- [TASK GOAL]
Pick out each line of the records in which the word "Meta" appears.

.....

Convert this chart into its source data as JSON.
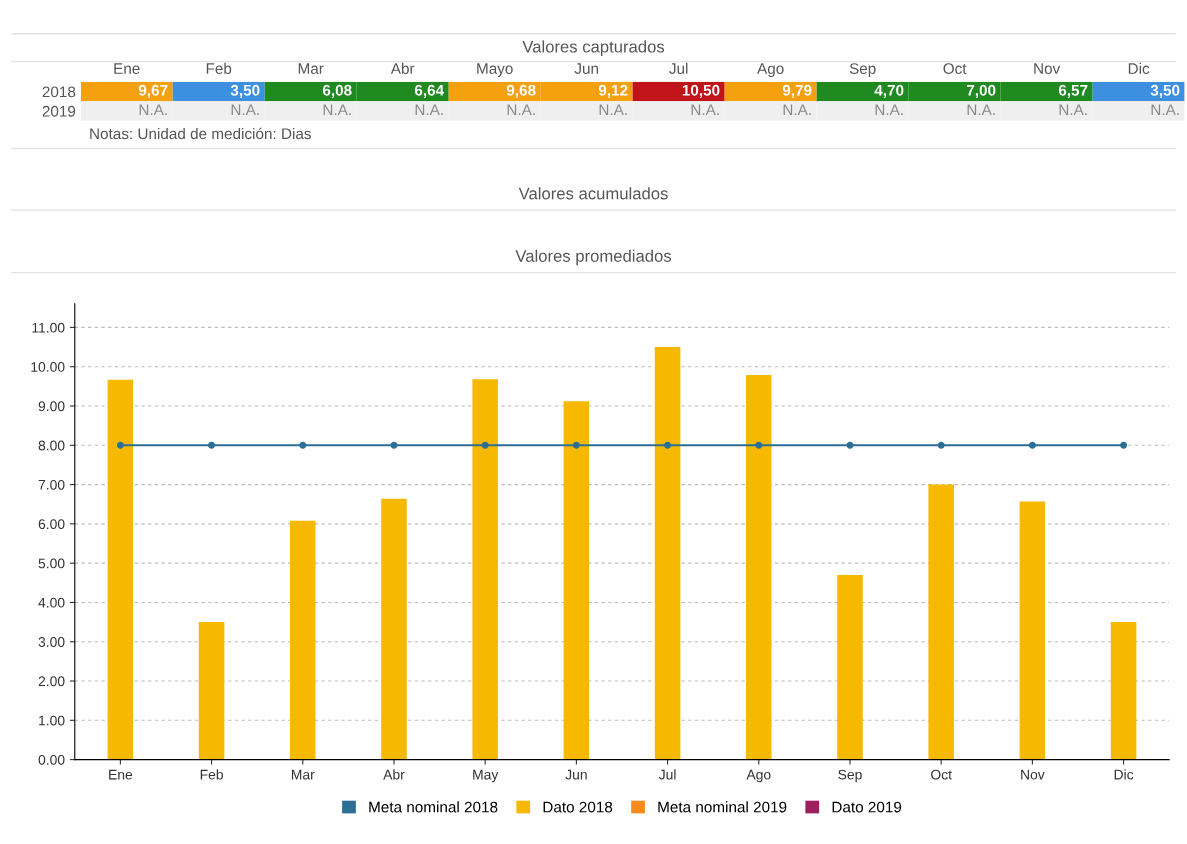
{
  "chart_data": [
    {
      "type": "other",
      "title": "Valores capturados",
      "categories": [
        "Ene",
        "Feb",
        "Mar",
        "Abr",
        "Mayo",
        "Jun",
        "Jul",
        "Ago",
        "Sep",
        "Oct",
        "Nov",
        "Dic"
      ],
      "y_categories": [
        "2018",
        "2019"
      ],
      "cell_labels": [
        [
          "9,67",
          "3,50",
          "6,08",
          "6,64",
          "9,68",
          "9,12",
          "10,50",
          "9,79",
          "4,70",
          "7,00",
          "6,57",
          "3,50"
        ],
        [
          "N.A.",
          "N.A.",
          "N.A.",
          "N.A.",
          "N.A.",
          "N.A.",
          "N.A.",
          "N.A.",
          "N.A.",
          "N.A.",
          "N.A.",
          "N.A."
        ]
      ],
      "colors": [
        [
          "#f5a00f",
          "#3d8fe0",
          "#1f8a1f",
          "#1f8a1f",
          "#f5a00f",
          "#f5a00f",
          "#c0141a",
          "#f5a00f",
          "#1f8a1f",
          "#1f8a1f",
          "#1f8a1f",
          "#3d8fe0"
        ],
        [
          "#efefef",
          "#efefef",
          "#efefef",
          "#efefef",
          "#efefef",
          "#efefef",
          "#efefef",
          "#efefef",
          "#efefef",
          "#efefef",
          "#efefef",
          "#efefef"
        ]
      ],
      "annotations": [
        "Notas: Unidad de medición: Dias",
        "Valores acumulados",
        "Valores promediados"
      ]
    },
    {
      "type": "bar",
      "categories": [
        "Ene",
        "Feb",
        "Mar",
        "Abr",
        "May",
        "Jun",
        "Jul",
        "Ago",
        "Sep",
        "Oct",
        "Nov",
        "Dic"
      ],
      "series": [
        {
          "name": "Meta nominal 2018",
          "type": "line",
          "marker": "circle",
          "color": "#2b6f96",
          "values": [
            8,
            8,
            8,
            8,
            8,
            8,
            8,
            8,
            8,
            8,
            8,
            8
          ]
        },
        {
          "name": "Dato 2018",
          "type": "bar",
          "color": "#f7b800",
          "values": [
            9.67,
            3.5,
            6.08,
            6.64,
            9.68,
            9.12,
            10.5,
            9.79,
            4.7,
            7.0,
            6.57,
            3.5
          ]
        },
        {
          "name": "Meta nominal 2019",
          "type": "line",
          "color": "#f58a1f",
          "values": [
            null,
            null,
            null,
            null,
            null,
            null,
            null,
            null,
            null,
            null,
            null,
            null
          ]
        },
        {
          "name": "Dato 2019",
          "type": "bar",
          "color": "#9e1f5e",
          "values": [
            null,
            null,
            null,
            null,
            null,
            null,
            null,
            null,
            null,
            null,
            null,
            null
          ]
        }
      ],
      "ylim": [
        0,
        11.6
      ],
      "yticks": [
        {
          "value": 0,
          "label": "0.00"
        },
        {
          "value": 1,
          "label": "1.00"
        },
        {
          "value": 2,
          "label": "2.00"
        },
        {
          "value": 3,
          "label": "3.00"
        },
        {
          "value": 4,
          "label": "4.00"
        },
        {
          "value": 5,
          "label": "5.00"
        },
        {
          "value": 6,
          "label": "6.00"
        },
        {
          "value": 7,
          "label": "7.00"
        },
        {
          "value": 8,
          "label": "8.00"
        },
        {
          "value": 9,
          "label": "9.00"
        },
        {
          "value": 10,
          "label": "10.00"
        },
        {
          "value": 11,
          "label": "11.00"
        }
      ],
      "grid": "y",
      "legend": "bottom"
    }
  ]
}
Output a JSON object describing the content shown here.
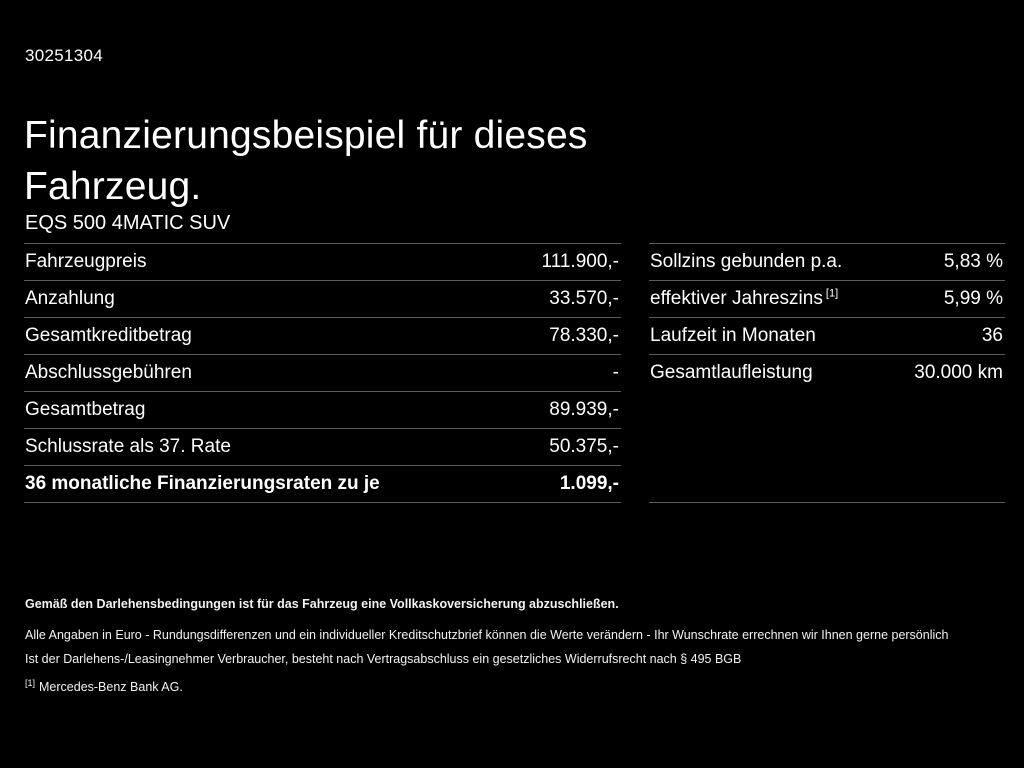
{
  "header": {
    "id_number": "30251304",
    "title_line1": "Finanzierungsbeispiel für dieses",
    "title_line2": "Fahrzeug.",
    "vehicle_model": "EQS 500 4MATIC SUV"
  },
  "left_table": {
    "rows": [
      {
        "label": "Fahrzeugpreis",
        "value": "111.900,-",
        "bold": false
      },
      {
        "label": "Anzahlung",
        "value": "33.570,-",
        "bold": false
      },
      {
        "label": "Gesamtkreditbetrag",
        "value": "78.330,-",
        "bold": false
      },
      {
        "label": "Abschlussgebühren",
        "value": "-",
        "bold": false
      },
      {
        "label": "Gesamtbetrag",
        "value": "89.939,-",
        "bold": false
      },
      {
        "label": "Schlussrate als 37. Rate",
        "value": "50.375,-",
        "bold": false
      },
      {
        "label": "36 monatliche Finanzierungsraten zu je",
        "value": "1.099,-",
        "bold": true
      }
    ]
  },
  "right_table": {
    "rows": [
      {
        "label": "Sollzins gebunden p.a.",
        "value": "5,83 %",
        "bold": false
      },
      {
        "label": "effektiver Jahreszins",
        "label_sup": "[1]",
        "value": "5,99 %",
        "bold": false
      },
      {
        "label": "Laufzeit in Monaten",
        "value": "36",
        "bold": false
      },
      {
        "label": "Gesamtlaufleistung",
        "value": "30.000 km",
        "bold": false
      }
    ]
  },
  "footer": {
    "line1": "Gemäß den Darlehensbedingungen ist für das Fahrzeug eine Vollkaskoversicherung abzuschließen.",
    "line2": "Alle Angaben in Euro - Rundungsdifferenzen und ein individueller Kreditschutzbrief können die Werte verändern - Ihr Wunschrate errechnen wir Ihnen gerne persönlich",
    "line3": "Ist der Darlehens-/Leasingnehmer Verbraucher, besteht nach Vertragsabschluss ein gesetzliches Widerrufsrecht nach § 495 BGB",
    "footnote_marker": "[1]",
    "footnote_text": "Mercedes-Benz Bank AG."
  },
  "colors": {
    "background": "#000000",
    "text": "#ffffff",
    "divider": "#5c5c5c"
  }
}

.....

- [SOLVED EXERCISE]
          "name": "Meta nominal 2018",
          "name": "Meta nominal 2019",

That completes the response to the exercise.